GOAL
Type out the records that follow, exactly as given.

# Start of ENTRIES SUPPLIED

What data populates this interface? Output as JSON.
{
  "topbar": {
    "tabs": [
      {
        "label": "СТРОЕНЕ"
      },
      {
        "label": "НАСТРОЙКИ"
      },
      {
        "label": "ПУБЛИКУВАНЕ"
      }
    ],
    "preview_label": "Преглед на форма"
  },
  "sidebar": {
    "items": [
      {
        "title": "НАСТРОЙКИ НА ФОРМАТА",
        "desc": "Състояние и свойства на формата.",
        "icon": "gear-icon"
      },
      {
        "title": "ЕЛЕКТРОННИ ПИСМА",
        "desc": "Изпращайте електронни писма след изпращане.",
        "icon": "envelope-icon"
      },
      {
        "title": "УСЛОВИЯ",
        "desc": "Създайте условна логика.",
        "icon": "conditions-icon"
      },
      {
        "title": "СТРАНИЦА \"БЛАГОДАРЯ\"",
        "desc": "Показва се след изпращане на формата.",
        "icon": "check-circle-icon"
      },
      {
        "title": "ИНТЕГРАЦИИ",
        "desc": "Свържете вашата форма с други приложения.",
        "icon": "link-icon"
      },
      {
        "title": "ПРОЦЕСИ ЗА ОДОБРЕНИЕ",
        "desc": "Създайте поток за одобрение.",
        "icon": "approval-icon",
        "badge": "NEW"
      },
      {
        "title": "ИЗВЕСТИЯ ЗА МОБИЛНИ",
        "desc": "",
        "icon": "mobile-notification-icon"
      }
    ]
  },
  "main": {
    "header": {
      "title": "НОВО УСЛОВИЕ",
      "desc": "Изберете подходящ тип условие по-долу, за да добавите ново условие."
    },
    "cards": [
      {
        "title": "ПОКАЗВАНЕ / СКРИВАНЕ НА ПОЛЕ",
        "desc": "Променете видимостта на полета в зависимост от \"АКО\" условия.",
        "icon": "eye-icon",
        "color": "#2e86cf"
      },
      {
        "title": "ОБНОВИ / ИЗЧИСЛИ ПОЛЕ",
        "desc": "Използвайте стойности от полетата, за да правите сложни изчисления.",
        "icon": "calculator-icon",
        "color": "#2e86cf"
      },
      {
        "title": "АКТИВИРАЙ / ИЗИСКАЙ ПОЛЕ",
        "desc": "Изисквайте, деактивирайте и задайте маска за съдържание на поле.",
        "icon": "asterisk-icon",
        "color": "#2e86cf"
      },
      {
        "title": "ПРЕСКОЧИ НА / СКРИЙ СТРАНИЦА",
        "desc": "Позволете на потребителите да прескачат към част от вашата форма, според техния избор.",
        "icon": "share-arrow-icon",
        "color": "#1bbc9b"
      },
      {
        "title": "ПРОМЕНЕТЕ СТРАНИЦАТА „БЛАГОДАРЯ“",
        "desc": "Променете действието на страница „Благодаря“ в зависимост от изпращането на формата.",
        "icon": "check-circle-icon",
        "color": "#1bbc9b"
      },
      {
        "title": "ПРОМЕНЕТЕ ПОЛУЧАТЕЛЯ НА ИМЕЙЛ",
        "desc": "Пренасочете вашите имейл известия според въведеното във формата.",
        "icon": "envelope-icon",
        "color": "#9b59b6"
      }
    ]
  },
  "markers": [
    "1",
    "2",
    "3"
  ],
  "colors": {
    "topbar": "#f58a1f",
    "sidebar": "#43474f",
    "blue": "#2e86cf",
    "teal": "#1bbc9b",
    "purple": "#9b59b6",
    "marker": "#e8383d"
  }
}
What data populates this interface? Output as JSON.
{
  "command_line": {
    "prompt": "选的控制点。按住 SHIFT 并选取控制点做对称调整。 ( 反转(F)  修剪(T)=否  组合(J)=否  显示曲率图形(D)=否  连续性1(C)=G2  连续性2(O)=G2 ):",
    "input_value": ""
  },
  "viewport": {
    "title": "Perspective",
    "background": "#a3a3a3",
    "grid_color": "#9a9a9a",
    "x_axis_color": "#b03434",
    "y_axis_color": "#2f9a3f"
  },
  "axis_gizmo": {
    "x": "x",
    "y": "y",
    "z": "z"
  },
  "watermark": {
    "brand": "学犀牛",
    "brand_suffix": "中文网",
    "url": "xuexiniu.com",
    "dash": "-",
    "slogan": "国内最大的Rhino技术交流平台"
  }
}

# End of ENTRIES SUPPLIED

ANSWER TO THE PROBLEM
What data populates this interface? Output as JSON.
{
  "topbar": {
    "tabs": [
      {
        "label": "СТРОЕНЕ"
      },
      {
        "label": "НАСТРОЙКИ"
      },
      {
        "label": "ПУБЛИКУВАНЕ"
      }
    ],
    "preview_label": "Преглед на форма"
  },
  "sidebar": {
    "items": [
      {
        "title": "НАСТРОЙКИ НА ФОРМАТА",
        "desc": "Състояние и свойства на формата.",
        "icon": "gear-icon"
      },
      {
        "title": "ЕЛЕКТРОННИ ПИСМА",
        "desc": "Изпращайте електронни писма след изпращане.",
        "icon": "envelope-icon"
      },
      {
        "title": "УСЛОВИЯ",
        "desc": "Създайте условна логика.",
        "icon": "conditions-icon"
      },
      {
        "title": "СТРАНИЦА \"БЛАГОДАРЯ\"",
        "desc": "Показва се след изпращане на формата.",
        "icon": "check-circle-icon"
      },
      {
        "title": "ИНТЕГРАЦИИ",
        "desc": "Свържете вашата форма с други приложения.",
        "icon": "link-icon"
      },
      {
        "title": "ПРОЦЕСИ ЗА ОДОБРЕНИЕ",
        "desc": "Създайте поток за одобрение.",
        "icon": "approval-icon",
        "badge": "NEW"
      },
      {
        "title": "ИЗВЕСТИЯ ЗА МОБИЛНИ",
        "desc": "",
        "icon": "mobile-notification-icon"
      }
    ]
  },
  "main": {
    "header": {
      "title": "НОВО УСЛОВИЕ",
      "desc": "Изберете подходящ тип условие по-долу, за да добавите ново условие."
    },
    "cards": [
      {
        "title": "ПОКАЗВАНЕ / СКРИВАНЕ НА ПОЛЕ",
        "desc": "Променете видимостта на полета в зависимост от \"АКО\" условия.",
        "icon": "eye-icon",
        "color": "#2e86cf"
      },
      {
        "title": "ОБНОВИ / ИЗЧИСЛИ ПОЛЕ",
        "desc": "Използвайте стойности от полетата, за да правите сложни изчисления.",
        "icon": "calculator-icon",
        "color": "#2e86cf"
      },
      {
        "title": "АКТИВИРАЙ / ИЗИСКАЙ ПОЛЕ",
        "desc": "Изисквайте, деактивирайте и задайте маска за съдържание на поле.",
        "icon": "asterisk-icon",
        "color": "#2e86cf"
      },
      {
        "title": "ПРЕСКОЧИ НА / СКРИЙ СТРАНИЦА",
        "desc": "Позволете на потребителите да прескачат към част от вашата форма, според техния избор.",
        "icon": "share-arrow-icon",
        "color": "#1bbc9b"
      },
      {
        "title": "ПРОМЕНЕТЕ СТРАНИЦАТА „БЛАГОДАРЯ“",
        "desc": "Променете действието на страница „Благодаря“ в зависимост от изпращането на формата.",
        "icon": "check-circle-icon",
        "color": "#1bbc9b"
      },
      {
        "title": "ПРОМЕНЕТЕ ПОЛУЧАТЕЛЯ НА ИМЕЙЛ",
        "desc": "Пренасочете вашите имейл известия според въведеното във формата.",
        "icon": "envelope-icon",
        "color": "#9b59b6"
      }
    ]
  },
  "markers": [
    "1",
    "2",
    "3"
  ],
  "colors": {
    "topbar": "#f58a1f",
    "sidebar": "#43474f",
    "blue": "#2e86cf",
    "teal": "#1bbc9b",
    "purple": "#9b59b6",
    "marker": "#e8383d"
  }
}
What data populates this interface? Output as JSON.
{
  "command_line": {
    "prompt": "选的控制点。按住 SHIFT 并选取控制点做对称调整。 ( 反转(F)  修剪(T)=否  组合(J)=否  显示曲率图形(D)=否  连续性1(C)=G2  连续性2(O)=G2 ):",
    "input_value": ""
  },
  "viewport": {
    "title": "Perspective",
    "background": "#a3a3a3",
    "grid_color": "#9a9a9a",
    "x_axis_color": "#b03434",
    "y_axis_color": "#2f9a3f"
  },
  "axis_gizmo": {
    "x": "x",
    "y": "y",
    "z": "z"
  },
  "watermark": {
    "brand": "学犀牛",
    "brand_suffix": "中文网",
    "url": "xuexiniu.com",
    "dash": "-",
    "slogan": "国内最大的Rhino技术交流平台"
  }
}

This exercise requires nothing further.